_WORK ORDER_: Please write out every record below exactly as it stands.

_TASK INPUTS_:
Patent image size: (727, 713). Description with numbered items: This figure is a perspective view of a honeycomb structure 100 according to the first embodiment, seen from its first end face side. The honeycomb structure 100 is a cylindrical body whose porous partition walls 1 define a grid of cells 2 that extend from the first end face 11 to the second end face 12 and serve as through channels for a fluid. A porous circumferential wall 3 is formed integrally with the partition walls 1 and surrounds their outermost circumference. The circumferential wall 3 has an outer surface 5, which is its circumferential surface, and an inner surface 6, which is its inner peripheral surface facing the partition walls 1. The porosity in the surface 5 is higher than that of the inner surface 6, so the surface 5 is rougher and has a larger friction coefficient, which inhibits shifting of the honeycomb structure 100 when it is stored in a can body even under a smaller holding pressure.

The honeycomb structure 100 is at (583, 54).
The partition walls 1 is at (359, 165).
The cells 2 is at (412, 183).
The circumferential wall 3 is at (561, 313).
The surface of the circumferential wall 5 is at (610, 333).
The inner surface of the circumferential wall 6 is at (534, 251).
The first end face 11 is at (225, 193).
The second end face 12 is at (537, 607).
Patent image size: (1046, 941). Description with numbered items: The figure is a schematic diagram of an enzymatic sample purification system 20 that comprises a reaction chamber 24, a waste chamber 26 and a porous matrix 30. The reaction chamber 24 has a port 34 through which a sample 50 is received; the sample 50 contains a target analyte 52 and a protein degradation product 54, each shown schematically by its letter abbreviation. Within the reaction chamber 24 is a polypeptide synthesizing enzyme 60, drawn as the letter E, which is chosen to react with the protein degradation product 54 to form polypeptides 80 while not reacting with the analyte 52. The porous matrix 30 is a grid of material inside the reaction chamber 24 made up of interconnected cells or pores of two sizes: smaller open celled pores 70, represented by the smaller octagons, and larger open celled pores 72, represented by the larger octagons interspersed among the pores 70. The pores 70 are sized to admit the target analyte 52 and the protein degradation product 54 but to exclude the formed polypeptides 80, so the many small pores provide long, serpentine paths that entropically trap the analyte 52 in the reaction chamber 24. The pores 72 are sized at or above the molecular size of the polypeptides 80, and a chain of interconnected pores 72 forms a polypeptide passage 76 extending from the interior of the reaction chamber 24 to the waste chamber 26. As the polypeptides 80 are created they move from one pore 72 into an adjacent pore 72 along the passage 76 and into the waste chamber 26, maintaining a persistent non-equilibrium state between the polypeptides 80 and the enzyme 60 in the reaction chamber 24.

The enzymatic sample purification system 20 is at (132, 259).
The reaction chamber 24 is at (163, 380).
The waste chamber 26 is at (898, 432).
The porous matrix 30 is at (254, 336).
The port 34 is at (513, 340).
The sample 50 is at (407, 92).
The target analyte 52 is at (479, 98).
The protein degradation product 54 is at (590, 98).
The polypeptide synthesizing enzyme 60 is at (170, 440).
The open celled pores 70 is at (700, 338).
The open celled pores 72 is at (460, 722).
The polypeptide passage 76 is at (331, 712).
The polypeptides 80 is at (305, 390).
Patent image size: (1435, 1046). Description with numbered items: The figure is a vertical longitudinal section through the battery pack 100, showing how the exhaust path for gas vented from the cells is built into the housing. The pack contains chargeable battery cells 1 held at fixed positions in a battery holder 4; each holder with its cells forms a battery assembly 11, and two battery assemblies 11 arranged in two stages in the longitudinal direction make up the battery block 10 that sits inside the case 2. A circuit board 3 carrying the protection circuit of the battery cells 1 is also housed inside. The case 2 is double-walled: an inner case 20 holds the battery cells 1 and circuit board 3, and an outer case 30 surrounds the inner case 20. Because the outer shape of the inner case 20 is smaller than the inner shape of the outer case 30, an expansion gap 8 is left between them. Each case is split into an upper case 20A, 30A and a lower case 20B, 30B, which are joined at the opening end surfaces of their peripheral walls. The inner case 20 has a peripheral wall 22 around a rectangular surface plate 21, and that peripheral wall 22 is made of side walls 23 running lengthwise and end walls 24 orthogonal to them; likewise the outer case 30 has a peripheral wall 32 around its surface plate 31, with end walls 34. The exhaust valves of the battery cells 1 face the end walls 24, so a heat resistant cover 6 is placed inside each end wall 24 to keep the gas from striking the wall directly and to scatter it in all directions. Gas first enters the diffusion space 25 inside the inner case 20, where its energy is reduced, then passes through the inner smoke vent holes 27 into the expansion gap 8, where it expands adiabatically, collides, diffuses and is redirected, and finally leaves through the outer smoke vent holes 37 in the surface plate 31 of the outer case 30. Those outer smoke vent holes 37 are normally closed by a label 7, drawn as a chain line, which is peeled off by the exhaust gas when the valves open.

_ANSWER SECTION_:
Patent image size: (727, 713). Description with numbered items: This figure is a perspective view of a honeycomb structure 100 according to the first embodiment, seen from its first end face side. The honeycomb structure 100 is a cylindrical body whose porous partition walls 1 define a grid of cells 2 that extend from the first end face 11 to the second end face 12 and serve as through channels for a fluid. A porous circumferential wall 3 is formed integrally with the partition walls 1 and surrounds their outermost circumference. The circumferential wall 3 has an outer surface 5, which is its circumferential surface, and an inner surface 6, which is its inner peripheral surface facing the partition walls 1. The porosity in the surface 5 is higher than that of the inner surface 6, so the surface 5 is rougher and has a larger friction coefficient, which inhibits shifting of the honeycomb structure 100 when it is stored in a can body even under a smaller holding pressure.

The honeycomb structure 100 is at (583, 54).
The partition walls 1 is at (359, 165).
The cells 2 is at (412, 183).
The circumferential wall 3 is at (561, 313).
The surface of the circumferential wall 5 is at (610, 333).
The inner surface of the circumferential wall 6 is at (534, 251).
The first end face 11 is at (225, 193).
The second end face 12 is at (537, 607).
Patent image size: (1046, 941). Description with numbered items: The figure is a schematic diagram of an enzymatic sample purification system 20 that comprises a reaction chamber 24, a waste chamber 26 and a porous matrix 30. The reaction chamber 24 has a port 34 through which a sample 50 is received; the sample 50 contains a target analyte 52 and a protein degradation product 54, each shown schematically by its letter abbreviation. Within the reaction chamber 24 is a polypeptide synthesizing enzyme 60, drawn as the letter E, which is chosen to react with the protein degradation product 54 to form polypeptides 80 while not reacting with the analyte 52. The porous matrix 30 is a grid of material inside the reaction chamber 24 made up of interconnected cells or pores of two sizes: smaller open celled pores 70, represented by the smaller octagons, and larger open celled pores 72, represented by the larger octagons interspersed among the pores 70. The pores 70 are sized to admit the target analyte 52 and the protein degradation product 54 but to exclude the formed polypeptides 80, so the many small pores provide long, serpentine paths that entropically trap the analyte 52 in the reaction chamber 24. The pores 72 are sized at or above the molecular size of the polypeptides 80, and a chain of interconnected pores 72 forms a polypeptide passage 76 extending from the interior of the reaction chamber 24 to the waste chamber 26. As the polypeptides 80 are created they move from one pore 72 into an adjacent pore 72 along the passage 76 and into the waste chamber 26, maintaining a persistent non-equilibrium state between the polypeptides 80 and the enzyme 60 in the reaction chamber 24.

The enzymatic sample purification system 20 is at (132, 259).
The reaction chamber 24 is at (163, 380).
The waste chamber 26 is at (898, 432).
The porous matrix 30 is at (254, 336).
The port 34 is at (513, 340).
The sample 50 is at (407, 92).
The target analyte 52 is at (479, 98).
The protein degradation product 54 is at (590, 98).
The polypeptide synthesizing enzyme 60 is at (170, 440).
The open celled pores 70 is at (700, 338).
The open celled pores 72 is at (460, 722).
The polypeptide passage 76 is at (331, 712).
The polypeptides 80 is at (305, 390).
Patent image size: (1435, 1046). Description with numbered items: The figure is a vertical longitudinal section through the battery pack 100, showing how the exhaust path for gas vented from the cells is built into the housing. The pack contains chargeable battery cells 1 held at fixed positions in a battery holder 4; each holder with its cells forms a battery assembly 11, and two battery assemblies 11 arranged in two stages in the longitudinal direction make up the battery block 10 that sits inside the case 2. A circuit board 3 carrying the protection circuit of the battery cells 1 is also housed inside. The case 2 is double-walled: an inner case 20 holds the battery cells 1 and circuit board 3, and an outer case 30 surrounds the inner case 20. Because the outer shape of the inner case 20 is smaller than the inner shape of the outer case 30, an expansion gap 8 is left between them. Each case is split into an upper case 20A, 30A and a lower case 20B, 30B, which are joined at the opening end surfaces of their peripheral walls. The inner case 20 has a peripheral wall 22 around a rectangular surface plate 21, and that peripheral wall 22 is made of side walls 23 running lengthwise and end walls 24 orthogonal to them; likewise the outer case 30 has a peripheral wall 32 around its surface plate 31, with end walls 34. The exhaust valves of the battery cells 1 face the end walls 24, so a heat resistant cover 6 is placed inside each end wall 24 to keep the gas from striking the wall directly and to scatter it in all directions. Gas first enters the diffusion space 25 inside the inner case 20, where its energy is reduced, then passes through the inner smoke vent holes 27 into the expansion gap 8, where it expands adiabatically, collides, diffuses and is redirected, and finally leaves through the outer smoke vent holes 37 in the surface plate 31 of the outer case 30. Those outer smoke vent holes 37 are normally closed by a label 7, drawn as a chain line, which is peeled off by the exhaust gas when the valves open.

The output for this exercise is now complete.